• PROBLEM DETAILS:
Return every record below exactly as written, omitting any pictures.

• DATA RECORDS:
-- START --

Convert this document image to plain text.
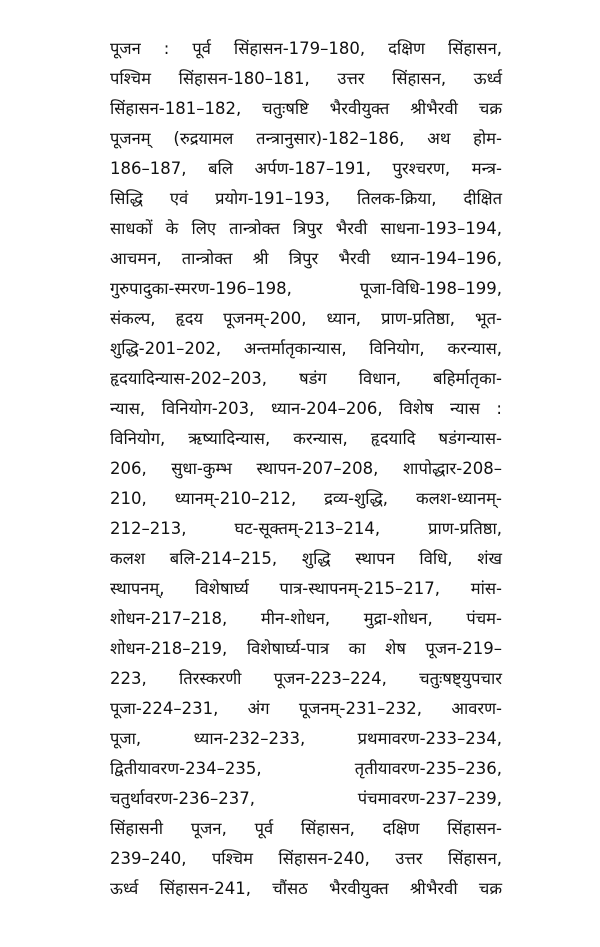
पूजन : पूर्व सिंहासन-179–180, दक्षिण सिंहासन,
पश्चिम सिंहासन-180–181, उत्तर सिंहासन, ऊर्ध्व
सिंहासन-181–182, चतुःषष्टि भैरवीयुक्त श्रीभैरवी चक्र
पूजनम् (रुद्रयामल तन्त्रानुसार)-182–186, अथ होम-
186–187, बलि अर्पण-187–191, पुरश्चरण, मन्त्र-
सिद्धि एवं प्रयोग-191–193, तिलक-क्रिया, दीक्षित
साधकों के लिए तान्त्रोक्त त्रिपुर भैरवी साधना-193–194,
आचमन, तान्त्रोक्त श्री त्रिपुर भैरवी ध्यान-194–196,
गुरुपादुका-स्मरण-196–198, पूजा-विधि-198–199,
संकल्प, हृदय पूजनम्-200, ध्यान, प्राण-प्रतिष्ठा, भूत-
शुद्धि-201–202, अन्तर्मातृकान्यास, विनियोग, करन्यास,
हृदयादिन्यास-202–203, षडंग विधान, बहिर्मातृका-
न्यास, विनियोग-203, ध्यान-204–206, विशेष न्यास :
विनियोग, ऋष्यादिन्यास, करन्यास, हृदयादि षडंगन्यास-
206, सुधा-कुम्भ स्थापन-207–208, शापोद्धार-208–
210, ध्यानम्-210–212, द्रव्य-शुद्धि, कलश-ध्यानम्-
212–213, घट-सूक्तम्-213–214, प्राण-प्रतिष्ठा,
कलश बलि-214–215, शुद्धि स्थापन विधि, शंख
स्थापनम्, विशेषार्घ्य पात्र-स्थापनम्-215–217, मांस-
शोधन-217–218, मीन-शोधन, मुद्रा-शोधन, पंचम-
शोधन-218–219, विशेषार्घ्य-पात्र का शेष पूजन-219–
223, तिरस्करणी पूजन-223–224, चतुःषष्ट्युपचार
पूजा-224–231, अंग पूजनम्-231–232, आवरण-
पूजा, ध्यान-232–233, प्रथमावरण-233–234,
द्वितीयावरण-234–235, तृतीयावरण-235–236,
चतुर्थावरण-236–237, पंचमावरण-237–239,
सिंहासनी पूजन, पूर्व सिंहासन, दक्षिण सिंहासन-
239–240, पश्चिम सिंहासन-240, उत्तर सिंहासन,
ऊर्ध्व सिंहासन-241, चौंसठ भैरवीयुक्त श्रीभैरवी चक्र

-- END --

• THE ANSWER:
Convert this document image to plain text.
पूजन : पूर्व सिंहासन-179–180, दक्षिण सिंहासन,
पश्चिम सिंहासन-180–181, उत्तर सिंहासन, ऊर्ध्व
सिंहासन-181–182, चतुःषष्टि भैरवीयुक्त श्रीभैरवी चक्र
पूजनम् (रुद्रयामल तन्त्रानुसार)-182–186, अथ होम-
186–187, बलि अर्पण-187–191, पुरश्चरण, मन्त्र-
सिद्धि एवं प्रयोग-191–193, तिलक-क्रिया, दीक्षित
साधकों के लिए तान्त्रोक्त त्रिपुर भैरवी साधना-193–194,
आचमन, तान्त्रोक्त श्री त्रिपुर भैरवी ध्यान-194–196,
गुरुपादुका-स्मरण-196–198, पूजा-विधि-198–199,
संकल्प, हृदय पूजनम्-200, ध्यान, प्राण-प्रतिष्ठा, भूत-
शुद्धि-201–202, अन्तर्मातृकान्यास, विनियोग, करन्यास,
हृदयादिन्यास-202–203, षडंग विधान, बहिर्मातृका-
न्यास, विनियोग-203, ध्यान-204–206, विशेष न्यास :
विनियोग, ऋष्यादिन्यास, करन्यास, हृदयादि षडंगन्यास-
206, सुधा-कुम्भ स्थापन-207–208, शापोद्धार-208–
210, ध्यानम्-210–212, द्रव्य-शुद्धि, कलश-ध्यानम्-
212–213, घट-सूक्तम्-213–214, प्राण-प्रतिष्ठा,
कलश बलि-214–215, शुद्धि स्थापन विधि, शंख
स्थापनम्, विशेषार्घ्य पात्र-स्थापनम्-215–217, मांस-
शोधन-217–218, मीन-शोधन, मुद्रा-शोधन, पंचम-
शोधन-218–219, विशेषार्घ्य-पात्र का शेष पूजन-219–
223, तिरस्करणी पूजन-223–224, चतुःषष्ट्युपचार
पूजा-224–231, अंग पूजनम्-231–232, आवरण-
पूजा, ध्यान-232–233, प्रथमावरण-233–234,
द्वितीयावरण-234–235, तृतीयावरण-235–236,
चतुर्थावरण-236–237, पंचमावरण-237–239,
सिंहासनी पूजन, पूर्व सिंहासन, दक्षिण सिंहासन-
239–240, पश्चिम सिंहासन-240, उत्तर सिंहासन,
ऊर्ध्व सिंहासन-241, चौंसठ भैरवीयुक्त श्रीभैरवी चक्र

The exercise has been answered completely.